__EXERCISE GOAL__
Identify all lines of the data containing the string "specs" and copy them.

__SOURCE RECORDS__

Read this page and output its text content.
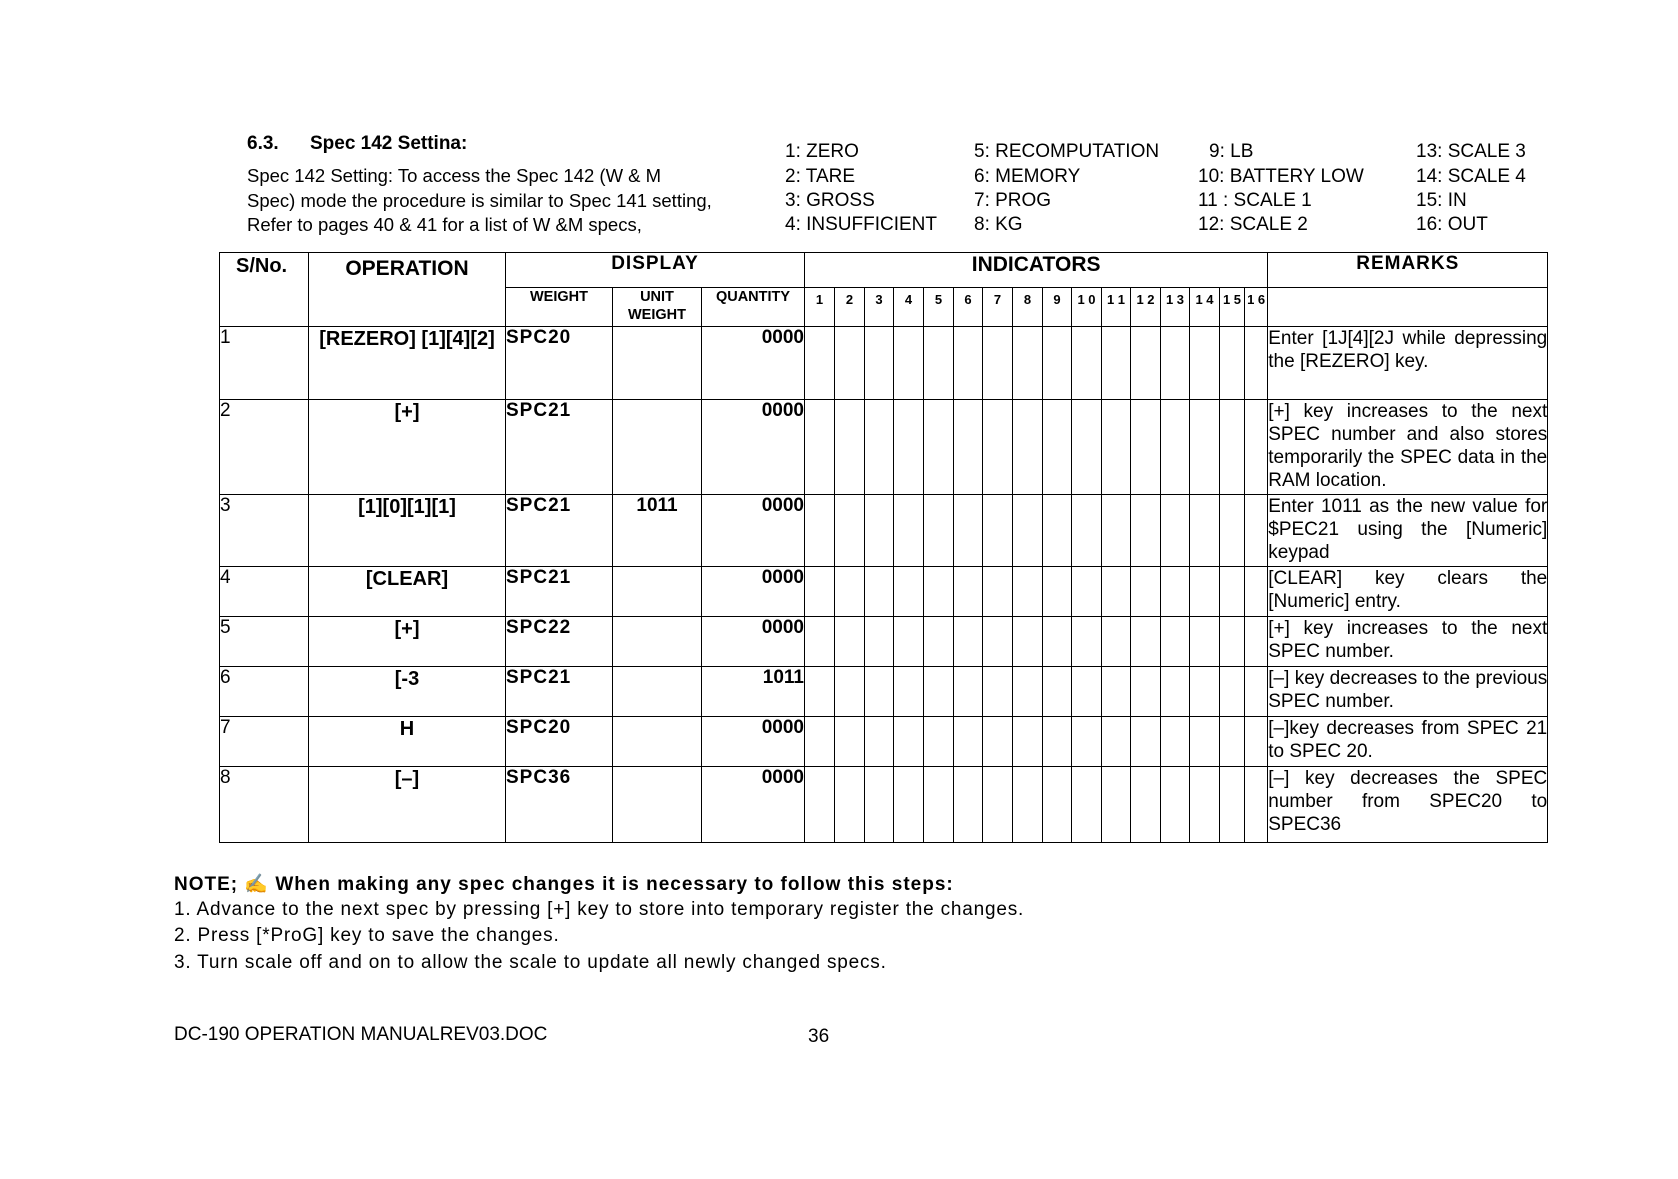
6.3. Spec 142 Settina:
Spec 142 Setting: To access the Spec 142 (W & M
Spec) mode the procedure is similar to Spec 141 setting,
Refer to pages 40 & 41 for a list of W &M specs,
1: ZERO	5: RECOMPUTATION	9: LB	13: SCALE 3
2: TARE	6: MEMORY	10: BATTERY LOW	14: SCALE 4
3: GROSS	7: PROG	11 : SCALE 1	15: IN
4: INSUFFICIENT 8: KG	12: SCALE 2	16: OUT
S/No.	OPERATION	DISPLAY			INDICATORS																REMARKS
		WEIGHT	UNIT WEIGHT	QUANTITY	1	2	3	4	5	6	7	8	9	1 0	1 1	1 2	1 3	1 4	1 5	1 6	
1	[REZERO] [1][4][2]	SPC20		0000																	Enter [1J[4][2J while depressing the [REZERO] key.
2	[+]	SPC21		0000																	[+] key increases to the next SPEC number and also stores temporarily the SPEC data in the RAM location.
3	[1][0][1][1]	SPC21	1011	0000																	Enter 1011 as the new value for $PEC21 using the [Numeric] keypad
4	[CLEAR]	SPC21		0000																	[CLEAR] key clears the [Numeric] entry.
5	[+]	SPC22		0000																	[+] key increases to the next SPEC number.
6	[-3	SPC21		1011																	[–] key decreases to the previous SPEC number.
7	H	SPC20		0000																	[–]key decreases from SPEC 21 to SPEC 20.
8	[–]	SPC36		0000																	[–] key decreases the SPEC number from SPEC20 to SPEC36
NOTE; ✍ When making any spec changes it is necessary to follow this steps:
1. Advance to the next spec by pressing [+] key to store into temporary register the changes.
2. Press [*ProG] key to save the changes.
3. Turn scale off and on to allow the scale to update all newly changed specs.
DC-190 OPERATION MANUALREV03.DOC	36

__THE COMPLETED TASK__
Refer to pages 40 & 41 for a list of W &M specs,
3. Turn scale off and on to allow the scale to update all newly changed specs.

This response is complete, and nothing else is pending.